Your answer must be every record below, written out exactly as it appears.

| EXERCISE INPUT |

%%

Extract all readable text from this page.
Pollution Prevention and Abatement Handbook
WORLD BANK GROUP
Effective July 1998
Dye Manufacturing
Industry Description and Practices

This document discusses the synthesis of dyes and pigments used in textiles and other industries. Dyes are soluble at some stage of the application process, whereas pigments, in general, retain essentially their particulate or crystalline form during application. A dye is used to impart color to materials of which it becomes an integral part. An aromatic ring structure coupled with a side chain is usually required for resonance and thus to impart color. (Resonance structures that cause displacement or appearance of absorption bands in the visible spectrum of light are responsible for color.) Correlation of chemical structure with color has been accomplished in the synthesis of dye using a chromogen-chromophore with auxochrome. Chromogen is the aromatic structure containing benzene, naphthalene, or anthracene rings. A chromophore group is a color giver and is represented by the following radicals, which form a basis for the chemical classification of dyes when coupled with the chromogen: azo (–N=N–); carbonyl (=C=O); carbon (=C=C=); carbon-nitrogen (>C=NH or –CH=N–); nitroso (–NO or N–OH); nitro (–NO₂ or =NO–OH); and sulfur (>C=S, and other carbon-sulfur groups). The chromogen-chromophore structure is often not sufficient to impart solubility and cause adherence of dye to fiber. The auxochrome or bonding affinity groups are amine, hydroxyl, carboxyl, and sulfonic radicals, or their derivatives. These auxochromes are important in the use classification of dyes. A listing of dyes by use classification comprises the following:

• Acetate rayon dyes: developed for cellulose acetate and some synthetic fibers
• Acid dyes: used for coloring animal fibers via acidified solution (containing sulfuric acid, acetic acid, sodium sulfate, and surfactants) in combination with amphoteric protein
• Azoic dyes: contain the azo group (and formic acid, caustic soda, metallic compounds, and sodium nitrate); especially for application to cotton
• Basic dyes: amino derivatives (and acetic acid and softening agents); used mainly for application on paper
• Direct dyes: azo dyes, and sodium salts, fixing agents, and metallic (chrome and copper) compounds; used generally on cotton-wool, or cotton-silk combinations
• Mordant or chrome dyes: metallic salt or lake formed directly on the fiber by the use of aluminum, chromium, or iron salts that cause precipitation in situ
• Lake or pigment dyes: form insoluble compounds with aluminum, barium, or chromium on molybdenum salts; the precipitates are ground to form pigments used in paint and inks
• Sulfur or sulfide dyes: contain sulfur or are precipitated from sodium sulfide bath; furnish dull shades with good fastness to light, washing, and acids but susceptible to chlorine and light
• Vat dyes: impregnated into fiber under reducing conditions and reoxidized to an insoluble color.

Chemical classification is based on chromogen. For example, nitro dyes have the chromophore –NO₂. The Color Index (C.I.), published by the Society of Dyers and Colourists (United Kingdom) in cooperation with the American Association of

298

%%

| EXPECTED ANSWER |
Extract all readable text from this page.
Pollution Prevention and Abatement Handbook
WORLD BANK GROUP
Effective July 1998
Dye Manufacturing
Industry Description and Practices

This document discusses the synthesis of dyes and pigments used in textiles and other industries. Dyes are soluble at some stage of the application process, whereas pigments, in general, retain essentially their particulate or crystalline form during application. A dye is used to impart color to materials of which it becomes an integral part. An aromatic ring structure coupled with a side chain is usually required for resonance and thus to impart color. (Resonance structures that cause displacement or appearance of absorption bands in the visible spectrum of light are responsible for color.) Correlation of chemical structure with color has been accomplished in the synthesis of dye using a chromogen-chromophore with auxochrome. Chromogen is the aromatic structure containing benzene, naphthalene, or anthracene rings. A chromophore group is a color giver and is represented by the following radicals, which form a basis for the chemical classification of dyes when coupled with the chromogen: azo (–N=N–); carbonyl (=C=O); carbon (=C=C=); carbon-nitrogen (>C=NH or –CH=N–); nitroso (–NO or N–OH); nitro (–NO₂ or =NO–OH); and sulfur (>C=S, and other carbon-sulfur groups). The chromogen-chromophore structure is often not sufficient to impart solubility and cause adherence of dye to fiber. The auxochrome or bonding affinity groups are amine, hydroxyl, carboxyl, and sulfonic radicals, or their derivatives. These auxochromes are important in the use classification of dyes. A listing of dyes by use classification comprises the following:

• Acetate rayon dyes: developed for cellulose acetate and some synthetic fibers
• Acid dyes: used for coloring animal fibers via acidified solution (containing sulfuric acid, acetic acid, sodium sulfate, and surfactants) in combination with amphoteric protein
• Azoic dyes: contain the azo group (and formic acid, caustic soda, metallic compounds, and sodium nitrate); especially for application to cotton
• Basic dyes: amino derivatives (and acetic acid and softening agents); used mainly for application on paper
• Direct dyes: azo dyes, and sodium salts, fixing agents, and metallic (chrome and copper) compounds; used generally on cotton-wool, or cotton-silk combinations
• Mordant or chrome dyes: metallic salt or lake formed directly on the fiber by the use of aluminum, chromium, or iron salts that cause precipitation in situ
• Lake or pigment dyes: form insoluble compounds with aluminum, barium, or chromium on molybdenum salts; the precipitates are ground to form pigments used in paint and inks
• Sulfur or sulfide dyes: contain sulfur or are precipitated from sodium sulfide bath; furnish dull shades with good fastness to light, washing, and acids but susceptible to chlorine and light
• Vat dyes: impregnated into fiber under reducing conditions and reoxidized to an insoluble color.

Chemical classification is based on chromogen. For example, nitro dyes have the chromophore –NO₂. The Color Index (C.I.), published by the Society of Dyers and Colourists (United Kingdom) in cooperation with the American Association of

298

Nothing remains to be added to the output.